Written exercise:
Reproduce every entry in the listing without alteration.

===== Information supplied =====

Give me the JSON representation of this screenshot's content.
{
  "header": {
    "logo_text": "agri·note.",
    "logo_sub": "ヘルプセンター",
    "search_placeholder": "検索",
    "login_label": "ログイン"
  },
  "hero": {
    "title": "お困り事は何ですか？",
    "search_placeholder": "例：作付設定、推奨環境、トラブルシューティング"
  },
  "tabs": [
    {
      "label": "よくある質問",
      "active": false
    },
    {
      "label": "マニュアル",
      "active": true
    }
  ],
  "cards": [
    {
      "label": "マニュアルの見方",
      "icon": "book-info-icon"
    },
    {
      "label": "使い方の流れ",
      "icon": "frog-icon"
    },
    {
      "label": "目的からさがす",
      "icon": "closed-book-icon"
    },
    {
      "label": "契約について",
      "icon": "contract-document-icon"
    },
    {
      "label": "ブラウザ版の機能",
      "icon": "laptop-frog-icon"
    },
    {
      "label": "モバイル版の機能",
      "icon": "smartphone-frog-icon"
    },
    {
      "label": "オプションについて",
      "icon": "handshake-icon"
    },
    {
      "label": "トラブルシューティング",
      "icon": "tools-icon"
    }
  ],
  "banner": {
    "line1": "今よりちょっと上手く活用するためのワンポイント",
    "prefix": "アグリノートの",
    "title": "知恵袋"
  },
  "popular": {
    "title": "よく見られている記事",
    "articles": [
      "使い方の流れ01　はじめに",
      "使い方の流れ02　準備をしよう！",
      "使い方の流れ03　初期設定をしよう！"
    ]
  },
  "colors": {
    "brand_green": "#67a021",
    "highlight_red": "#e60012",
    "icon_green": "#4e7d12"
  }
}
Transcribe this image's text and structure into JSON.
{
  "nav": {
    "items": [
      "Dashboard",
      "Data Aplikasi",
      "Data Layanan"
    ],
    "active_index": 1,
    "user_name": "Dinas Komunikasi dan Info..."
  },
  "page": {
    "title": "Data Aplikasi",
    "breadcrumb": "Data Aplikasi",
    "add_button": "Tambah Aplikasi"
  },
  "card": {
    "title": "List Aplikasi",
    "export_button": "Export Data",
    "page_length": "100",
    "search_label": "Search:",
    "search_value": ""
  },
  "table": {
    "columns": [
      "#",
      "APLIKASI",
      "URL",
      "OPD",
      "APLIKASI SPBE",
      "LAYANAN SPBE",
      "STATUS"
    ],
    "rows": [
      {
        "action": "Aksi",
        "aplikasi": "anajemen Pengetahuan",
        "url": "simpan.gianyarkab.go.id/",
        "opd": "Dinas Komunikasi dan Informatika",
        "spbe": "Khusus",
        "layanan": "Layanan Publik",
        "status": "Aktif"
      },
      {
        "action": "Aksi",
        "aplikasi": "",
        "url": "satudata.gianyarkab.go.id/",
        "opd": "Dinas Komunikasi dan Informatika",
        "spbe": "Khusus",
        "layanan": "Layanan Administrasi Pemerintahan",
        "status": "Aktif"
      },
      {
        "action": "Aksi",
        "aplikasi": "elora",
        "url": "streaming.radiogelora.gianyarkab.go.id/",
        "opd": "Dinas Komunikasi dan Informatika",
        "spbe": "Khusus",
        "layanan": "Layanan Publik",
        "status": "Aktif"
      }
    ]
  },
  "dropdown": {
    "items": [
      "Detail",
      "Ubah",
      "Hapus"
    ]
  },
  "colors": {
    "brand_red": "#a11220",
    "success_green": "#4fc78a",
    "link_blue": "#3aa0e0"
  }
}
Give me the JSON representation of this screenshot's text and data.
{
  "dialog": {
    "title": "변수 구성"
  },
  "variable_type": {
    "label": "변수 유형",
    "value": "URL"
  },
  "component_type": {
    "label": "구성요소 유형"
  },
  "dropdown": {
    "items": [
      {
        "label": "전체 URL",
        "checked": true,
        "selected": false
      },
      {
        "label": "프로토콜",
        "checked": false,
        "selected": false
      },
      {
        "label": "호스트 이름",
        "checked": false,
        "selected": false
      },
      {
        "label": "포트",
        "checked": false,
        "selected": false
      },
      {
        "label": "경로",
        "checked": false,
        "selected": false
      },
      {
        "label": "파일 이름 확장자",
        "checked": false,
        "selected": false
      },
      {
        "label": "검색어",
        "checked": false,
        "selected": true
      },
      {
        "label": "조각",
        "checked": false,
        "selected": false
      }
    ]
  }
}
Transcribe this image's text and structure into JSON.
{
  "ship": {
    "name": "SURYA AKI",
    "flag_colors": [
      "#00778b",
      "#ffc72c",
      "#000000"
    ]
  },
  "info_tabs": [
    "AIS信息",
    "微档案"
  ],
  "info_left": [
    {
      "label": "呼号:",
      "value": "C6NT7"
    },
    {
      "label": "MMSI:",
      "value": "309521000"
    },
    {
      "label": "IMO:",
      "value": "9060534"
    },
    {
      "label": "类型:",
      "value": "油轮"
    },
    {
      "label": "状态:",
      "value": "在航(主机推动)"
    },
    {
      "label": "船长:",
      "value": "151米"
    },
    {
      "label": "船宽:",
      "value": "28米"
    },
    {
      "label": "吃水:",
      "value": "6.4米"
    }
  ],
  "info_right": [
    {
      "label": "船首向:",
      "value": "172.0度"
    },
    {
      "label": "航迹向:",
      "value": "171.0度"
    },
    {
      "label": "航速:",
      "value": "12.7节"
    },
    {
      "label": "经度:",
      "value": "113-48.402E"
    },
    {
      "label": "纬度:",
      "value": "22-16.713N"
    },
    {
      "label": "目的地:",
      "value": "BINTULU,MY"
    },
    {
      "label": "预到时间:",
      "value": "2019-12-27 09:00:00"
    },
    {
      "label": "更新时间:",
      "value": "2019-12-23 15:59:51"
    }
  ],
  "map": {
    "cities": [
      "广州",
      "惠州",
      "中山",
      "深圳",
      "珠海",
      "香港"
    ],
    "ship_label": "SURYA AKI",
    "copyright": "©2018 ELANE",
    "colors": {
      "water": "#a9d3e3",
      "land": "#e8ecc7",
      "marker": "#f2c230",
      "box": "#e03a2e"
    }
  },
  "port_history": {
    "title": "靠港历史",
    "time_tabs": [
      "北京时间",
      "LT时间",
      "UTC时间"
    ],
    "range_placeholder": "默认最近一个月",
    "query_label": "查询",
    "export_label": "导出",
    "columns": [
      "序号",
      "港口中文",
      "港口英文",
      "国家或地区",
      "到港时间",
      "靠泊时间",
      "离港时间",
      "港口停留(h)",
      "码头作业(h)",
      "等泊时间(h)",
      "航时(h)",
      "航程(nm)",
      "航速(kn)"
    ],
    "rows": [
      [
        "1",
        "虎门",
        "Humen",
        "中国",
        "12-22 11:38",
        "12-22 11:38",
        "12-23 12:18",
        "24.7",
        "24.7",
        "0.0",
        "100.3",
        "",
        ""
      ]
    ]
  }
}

=====

Full solution:
Give me the JSON representation of this screenshot's content.
{
  "header": {
    "logo_text": "agri·note.",
    "logo_sub": "ヘルプセンター",
    "search_placeholder": "検索",
    "login_label": "ログイン"
  },
  "hero": {
    "title": "お困り事は何ですか？",
    "search_placeholder": "例：作付設定、推奨環境、トラブルシューティング"
  },
  "tabs": [
    {
      "label": "よくある質問",
      "active": false
    },
    {
      "label": "マニュアル",
      "active": true
    }
  ],
  "cards": [
    {
      "label": "マニュアルの見方",
      "icon": "book-info-icon"
    },
    {
      "label": "使い方の流れ",
      "icon": "frog-icon"
    },
    {
      "label": "目的からさがす",
      "icon": "closed-book-icon"
    },
    {
      "label": "契約について",
      "icon": "contract-document-icon"
    },
    {
      "label": "ブラウザ版の機能",
      "icon": "laptop-frog-icon"
    },
    {
      "label": "モバイル版の機能",
      "icon": "smartphone-frog-icon"
    },
    {
      "label": "オプションについて",
      "icon": "handshake-icon"
    },
    {
      "label": "トラブルシューティング",
      "icon": "tools-icon"
    }
  ],
  "banner": {
    "line1": "今よりちょっと上手く活用するためのワンポイント",
    "prefix": "アグリノートの",
    "title": "知恵袋"
  },
  "popular": {
    "title": "よく見られている記事",
    "articles": [
      "使い方の流れ01　はじめに",
      "使い方の流れ02　準備をしよう！",
      "使い方の流れ03　初期設定をしよう！"
    ]
  },
  "colors": {
    "brand_green": "#67a021",
    "highlight_red": "#e60012",
    "icon_green": "#4e7d12"
  }
}
Transcribe this image's text and structure into JSON.
{
  "nav": {
    "items": [
      "Dashboard",
      "Data Aplikasi",
      "Data Layanan"
    ],
    "active_index": 1,
    "user_name": "Dinas Komunikasi dan Info..."
  },
  "page": {
    "title": "Data Aplikasi",
    "breadcrumb": "Data Aplikasi",
    "add_button": "Tambah Aplikasi"
  },
  "card": {
    "title": "List Aplikasi",
    "export_button": "Export Data",
    "page_length": "100",
    "search_label": "Search:",
    "search_value": ""
  },
  "table": {
    "columns": [
      "#",
      "APLIKASI",
      "URL",
      "OPD",
      "APLIKASI SPBE",
      "LAYANAN SPBE",
      "STATUS"
    ],
    "rows": [
      {
        "action": "Aksi",
        "aplikasi": "anajemen Pengetahuan",
        "url": "simpan.gianyarkab.go.id/",
        "opd": "Dinas Komunikasi dan Informatika",
        "spbe": "Khusus",
        "layanan": "Layanan Publik",
        "status": "Aktif"
      },
      {
        "action": "Aksi",
        "aplikasi": "",
        "url": "satudata.gianyarkab.go.id/",
        "opd": "Dinas Komunikasi dan Informatika",
        "spbe": "Khusus",
        "layanan": "Layanan Administrasi Pemerintahan",
        "status": "Aktif"
      },
      {
        "action": "Aksi",
        "aplikasi": "elora",
        "url": "streaming.radiogelora.gianyarkab.go.id/",
        "opd": "Dinas Komunikasi dan Informatika",
        "spbe": "Khusus",
        "layanan": "Layanan Publik",
        "status": "Aktif"
      }
    ]
  },
  "dropdown": {
    "items": [
      "Detail",
      "Ubah",
      "Hapus"
    ]
  },
  "colors": {
    "brand_red": "#a11220",
    "success_green": "#4fc78a",
    "link_blue": "#3aa0e0"
  }
}
Give me the JSON representation of this screenshot's text and data.
{
  "dialog": {
    "title": "변수 구성"
  },
  "variable_type": {
    "label": "변수 유형",
    "value": "URL"
  },
  "component_type": {
    "label": "구성요소 유형"
  },
  "dropdown": {
    "items": [
      {
        "label": "전체 URL",
        "checked": true,
        "selected": false
      },
      {
        "label": "프로토콜",
        "checked": false,
        "selected": false
      },
      {
        "label": "호스트 이름",
        "checked": false,
        "selected": false
      },
      {
        "label": "포트",
        "checked": false,
        "selected": false
      },
      {
        "label": "경로",
        "checked": false,
        "selected": false
      },
      {
        "label": "파일 이름 확장자",
        "checked": false,
        "selected": false
      },
      {
        "label": "검색어",
        "checked": false,
        "selected": true
      },
      {
        "label": "조각",
        "checked": false,
        "selected": false
      }
    ]
  }
}
Transcribe this image's text and structure into JSON.
{
  "ship": {
    "name": "SURYA AKI",
    "flag_colors": [
      "#00778b",
      "#ffc72c",
      "#000000"
    ]
  },
  "info_tabs": [
    "AIS信息",
    "微档案"
  ],
  "info_left": [
    {
      "label": "呼号:",
      "value": "C6NT7"
    },
    {
      "label": "MMSI:",
      "value": "309521000"
    },
    {
      "label": "IMO:",
      "value": "9060534"
    },
    {
      "label": "类型:",
      "value": "油轮"
    },
    {
      "label": "状态:",
      "value": "在航(主机推动)"
    },
    {
      "label": "船长:",
      "value": "151米"
    },
    {
      "label": "船宽:",
      "value": "28米"
    },
    {
      "label": "吃水:",
      "value": "6.4米"
    }
  ],
  "info_right": [
    {
      "label": "船首向:",
      "value": "172.0度"
    },
    {
      "label": "航迹向:",
      "value": "171.0度"
    },
    {
      "label": "航速:",
      "value": "12.7节"
    },
    {
      "label": "经度:",
      "value": "113-48.402E"
    },
    {
      "label": "纬度:",
      "value": "22-16.713N"
    },
    {
      "label": "目的地:",
      "value": "BINTULU,MY"
    },
    {
      "label": "预到时间:",
      "value": "2019-12-27 09:00:00"
    },
    {
      "label": "更新时间:",
      "value": "2019-12-23 15:59:51"
    }
  ],
  "map": {
    "cities": [
      "广州",
      "惠州",
      "中山",
      "深圳",
      "珠海",
      "香港"
    ],
    "ship_label": "SURYA AKI",
    "copyright": "©2018 ELANE",
    "colors": {
      "water": "#a9d3e3",
      "land": "#e8ecc7",
      "marker": "#f2c230",
      "box": "#e03a2e"
    }
  },
  "port_history": {
    "title": "靠港历史",
    "time_tabs": [
      "北京时间",
      "LT时间",
      "UTC时间"
    ],
    "range_placeholder": "默认最近一个月",
    "query_label": "查询",
    "export_label": "导出",
    "columns": [
      "序号",
      "港口中文",
      "港口英文",
      "国家或地区",
      "到港时间",
      "靠泊时间",
      "离港时间",
      "港口停留(h)",
      "码头作业(h)",
      "等泊时间(h)",
      "航时(h)",
      "航程(nm)",
      "航速(kn)"
    ],
    "rows": [
      [
        "1",
        "虎门",
        "Humen",
        "中国",
        "12-22 11:38",
        "12-22 11:38",
        "12-23 12:18",
        "24.7",
        "24.7",
        "0.0",
        "100.3",
        "",
        ""
      ]
    ]
  }
}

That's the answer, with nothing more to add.